# Start of EXCERPTED TEXT

Patchwork [00/35] Migration thread (20121211)

login
register
mail settings
Submitter Juan Quintela
Date Dec. 11, 2012, 12:46 p.m.
Message ID <1355230031-28233-1-git-send-email-quintela@redhat.com>
Download mbox
Permalink /patch/205200/
State New
Headers show

Pull-request

ssh://repo.or.cz/srv/git/qemu/quintela.git thread-20121211

Comments

Juan Quintela - Dec. 11, 2012, 12:46 p.m.
Hi

Changes:
- we are back to full patch series
- we reuse save_iterate() code in complete phase
- I didn't try to change the block-migration code, it should continue
   working, but has none of the optimizations.
- we split the complete phase into:
  * we write some ram into the buffer
  * we flush the buffer
  instead of doing it in a big push
- we change the iterate phase to tell the subsystem how much free space
  is in the buffer.  We should be able now to use smaller buffers.

- We "could" change easily to move back to the iterate phase if the
  complete phase is taking too long, is just the case of having to put
  a timing test into the new loop.  I didn't put it, because my
  testing showed that now we are much, much better and being inside
  the downtime target.

- Last patch is just to printing where the timing is spent in the
  complete phase, that would be removed when I ask for a pull.

- this branch includes the patches that I sent for request sooner today.

# End of EXCERPTED TEXT
# Start of PROVIDED MATERIAL

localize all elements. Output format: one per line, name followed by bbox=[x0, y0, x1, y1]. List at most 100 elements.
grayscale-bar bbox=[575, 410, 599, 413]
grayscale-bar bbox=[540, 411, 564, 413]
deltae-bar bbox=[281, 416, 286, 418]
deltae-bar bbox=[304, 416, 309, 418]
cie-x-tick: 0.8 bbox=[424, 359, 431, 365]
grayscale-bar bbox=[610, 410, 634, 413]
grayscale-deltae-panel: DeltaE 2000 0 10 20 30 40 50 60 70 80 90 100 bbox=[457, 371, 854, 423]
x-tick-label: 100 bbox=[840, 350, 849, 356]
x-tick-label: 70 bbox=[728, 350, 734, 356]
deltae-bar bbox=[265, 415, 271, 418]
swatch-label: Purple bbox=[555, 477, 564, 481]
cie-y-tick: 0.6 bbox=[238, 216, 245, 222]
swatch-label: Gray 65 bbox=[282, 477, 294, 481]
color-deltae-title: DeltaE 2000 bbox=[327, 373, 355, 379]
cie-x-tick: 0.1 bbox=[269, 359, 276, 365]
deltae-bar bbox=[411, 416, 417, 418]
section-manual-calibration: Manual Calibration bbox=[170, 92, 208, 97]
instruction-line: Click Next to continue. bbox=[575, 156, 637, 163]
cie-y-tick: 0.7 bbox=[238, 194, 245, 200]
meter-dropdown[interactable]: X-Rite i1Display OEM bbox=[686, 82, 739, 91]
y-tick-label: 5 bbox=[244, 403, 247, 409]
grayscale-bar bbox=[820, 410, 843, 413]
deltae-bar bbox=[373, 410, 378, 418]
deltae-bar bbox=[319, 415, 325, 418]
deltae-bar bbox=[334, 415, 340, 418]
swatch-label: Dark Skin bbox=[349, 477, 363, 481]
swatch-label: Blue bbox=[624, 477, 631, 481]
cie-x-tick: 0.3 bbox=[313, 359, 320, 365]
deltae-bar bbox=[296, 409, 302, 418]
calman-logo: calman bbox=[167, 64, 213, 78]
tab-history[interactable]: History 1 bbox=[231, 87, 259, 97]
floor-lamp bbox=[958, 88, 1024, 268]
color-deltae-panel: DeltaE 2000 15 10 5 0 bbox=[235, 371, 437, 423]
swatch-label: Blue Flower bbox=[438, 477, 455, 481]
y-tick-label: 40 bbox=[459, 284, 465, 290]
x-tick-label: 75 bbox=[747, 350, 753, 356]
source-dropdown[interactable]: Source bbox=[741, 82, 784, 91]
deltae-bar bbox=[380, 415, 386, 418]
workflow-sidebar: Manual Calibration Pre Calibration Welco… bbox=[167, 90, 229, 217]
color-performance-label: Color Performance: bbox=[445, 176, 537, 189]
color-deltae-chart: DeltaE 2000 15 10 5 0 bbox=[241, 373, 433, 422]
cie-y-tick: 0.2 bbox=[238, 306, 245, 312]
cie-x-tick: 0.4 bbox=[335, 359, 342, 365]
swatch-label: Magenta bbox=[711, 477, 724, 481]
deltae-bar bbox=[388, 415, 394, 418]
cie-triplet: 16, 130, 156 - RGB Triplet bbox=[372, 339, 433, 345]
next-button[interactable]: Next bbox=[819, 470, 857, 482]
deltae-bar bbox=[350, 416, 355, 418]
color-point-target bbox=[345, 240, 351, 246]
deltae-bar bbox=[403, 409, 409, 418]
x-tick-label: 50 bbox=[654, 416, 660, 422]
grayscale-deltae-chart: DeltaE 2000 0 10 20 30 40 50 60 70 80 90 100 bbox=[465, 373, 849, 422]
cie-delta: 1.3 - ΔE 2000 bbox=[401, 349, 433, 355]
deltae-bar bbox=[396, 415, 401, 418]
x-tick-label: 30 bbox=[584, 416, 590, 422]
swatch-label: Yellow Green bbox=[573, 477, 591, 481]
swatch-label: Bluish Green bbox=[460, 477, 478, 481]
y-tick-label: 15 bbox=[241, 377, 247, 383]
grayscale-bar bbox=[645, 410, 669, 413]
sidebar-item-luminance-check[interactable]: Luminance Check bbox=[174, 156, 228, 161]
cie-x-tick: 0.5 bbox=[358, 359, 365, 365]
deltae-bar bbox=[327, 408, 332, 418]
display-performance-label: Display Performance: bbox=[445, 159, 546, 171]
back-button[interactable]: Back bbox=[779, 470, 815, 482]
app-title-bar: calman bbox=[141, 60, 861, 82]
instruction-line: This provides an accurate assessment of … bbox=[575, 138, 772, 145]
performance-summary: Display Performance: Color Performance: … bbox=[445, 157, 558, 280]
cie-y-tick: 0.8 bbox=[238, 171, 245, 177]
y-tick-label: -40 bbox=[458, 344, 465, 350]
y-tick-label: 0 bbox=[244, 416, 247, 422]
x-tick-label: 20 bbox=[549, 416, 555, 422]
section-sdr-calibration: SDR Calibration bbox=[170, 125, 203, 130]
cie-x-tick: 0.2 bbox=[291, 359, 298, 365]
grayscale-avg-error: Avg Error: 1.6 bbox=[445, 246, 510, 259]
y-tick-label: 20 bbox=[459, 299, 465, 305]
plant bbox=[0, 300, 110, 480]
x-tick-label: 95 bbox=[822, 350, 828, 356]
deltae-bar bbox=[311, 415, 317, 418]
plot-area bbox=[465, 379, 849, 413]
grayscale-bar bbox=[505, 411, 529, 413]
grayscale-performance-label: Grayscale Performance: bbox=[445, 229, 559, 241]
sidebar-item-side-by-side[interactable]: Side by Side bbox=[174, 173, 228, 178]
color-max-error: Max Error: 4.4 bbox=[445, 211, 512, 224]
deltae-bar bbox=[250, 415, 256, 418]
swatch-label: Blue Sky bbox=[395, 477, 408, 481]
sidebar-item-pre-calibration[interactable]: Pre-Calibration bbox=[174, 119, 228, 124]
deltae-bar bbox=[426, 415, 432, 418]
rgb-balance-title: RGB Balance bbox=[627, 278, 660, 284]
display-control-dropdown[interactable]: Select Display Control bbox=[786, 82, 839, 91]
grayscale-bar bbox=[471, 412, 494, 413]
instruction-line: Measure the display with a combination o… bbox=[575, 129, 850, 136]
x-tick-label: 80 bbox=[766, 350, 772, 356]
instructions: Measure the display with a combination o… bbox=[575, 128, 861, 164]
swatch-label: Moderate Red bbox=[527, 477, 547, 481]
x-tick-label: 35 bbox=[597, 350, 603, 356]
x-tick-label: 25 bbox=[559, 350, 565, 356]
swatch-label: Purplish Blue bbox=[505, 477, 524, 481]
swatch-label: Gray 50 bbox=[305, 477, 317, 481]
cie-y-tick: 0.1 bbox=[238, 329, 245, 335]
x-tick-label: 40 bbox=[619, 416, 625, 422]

# End of PROVIDED MATERIAL

**WORK TO COMPLETE:**
- A) Write out the migration patch page word for word, from "Pull-request" to "of the optimizations.".
- B) List every labeled field in the submission details of the migration patch page, from Submitter through State, with the value each one is given.

**FULL ANSWERS:**
- A)
Pull-request

ssh://repo.or.cz/srv/git/qemu/quintela.git thread-20121211

Comments

Juan Quintela - Dec. 11, 2012, 12:46 p.m.
Hi

Changes:
- we are back to full patch series
- we reuse save_iterate() code in complete phase
- I didn't try to change the block-migration code, it should continue
   working, but has none of the optimizations.

- B)
- Submitter: Juan Quintela
- Date: Dec. 11, 2012, 12:46 p.m.
- Message ID: <1355230031-28233-1-git-send-email-quintela@redhat.com>
- Permalink: /patch/205200/
- State: New